- INSTRUCTIONS TO FOLLOW
Determine which lines contain the word "this", then copy those lines.

** Start **

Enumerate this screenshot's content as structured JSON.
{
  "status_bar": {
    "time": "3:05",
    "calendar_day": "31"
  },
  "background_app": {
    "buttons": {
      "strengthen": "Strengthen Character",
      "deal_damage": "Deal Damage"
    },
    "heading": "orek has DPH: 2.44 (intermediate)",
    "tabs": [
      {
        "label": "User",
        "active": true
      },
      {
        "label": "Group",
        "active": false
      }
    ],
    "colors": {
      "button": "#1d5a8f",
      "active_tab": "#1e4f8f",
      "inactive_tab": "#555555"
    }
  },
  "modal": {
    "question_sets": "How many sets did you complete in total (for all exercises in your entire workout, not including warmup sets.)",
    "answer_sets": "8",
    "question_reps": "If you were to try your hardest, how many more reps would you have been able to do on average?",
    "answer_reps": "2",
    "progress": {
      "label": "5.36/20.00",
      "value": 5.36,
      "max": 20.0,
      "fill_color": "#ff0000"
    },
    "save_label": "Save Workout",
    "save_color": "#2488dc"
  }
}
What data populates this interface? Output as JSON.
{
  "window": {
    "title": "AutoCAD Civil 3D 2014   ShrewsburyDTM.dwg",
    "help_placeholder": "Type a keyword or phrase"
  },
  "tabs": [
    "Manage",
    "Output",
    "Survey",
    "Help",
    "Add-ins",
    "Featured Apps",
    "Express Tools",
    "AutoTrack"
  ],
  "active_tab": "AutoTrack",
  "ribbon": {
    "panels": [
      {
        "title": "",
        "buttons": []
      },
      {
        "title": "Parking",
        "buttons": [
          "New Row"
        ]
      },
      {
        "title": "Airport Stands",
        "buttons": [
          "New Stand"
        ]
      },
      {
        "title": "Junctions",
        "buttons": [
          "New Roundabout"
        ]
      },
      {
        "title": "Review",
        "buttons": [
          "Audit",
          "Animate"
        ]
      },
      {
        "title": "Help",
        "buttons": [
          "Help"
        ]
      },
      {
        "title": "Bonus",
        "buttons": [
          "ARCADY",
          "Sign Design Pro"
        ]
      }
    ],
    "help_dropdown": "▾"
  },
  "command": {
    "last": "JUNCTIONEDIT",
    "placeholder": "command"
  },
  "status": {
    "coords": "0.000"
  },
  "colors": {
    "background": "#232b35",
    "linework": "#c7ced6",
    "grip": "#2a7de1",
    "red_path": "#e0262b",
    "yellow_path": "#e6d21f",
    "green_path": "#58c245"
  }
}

** End **

- OUTPUT OF THE EXERCISE
Enumerate this screenshot's content as structured JSON.
What data populates this interface? Output as JSON.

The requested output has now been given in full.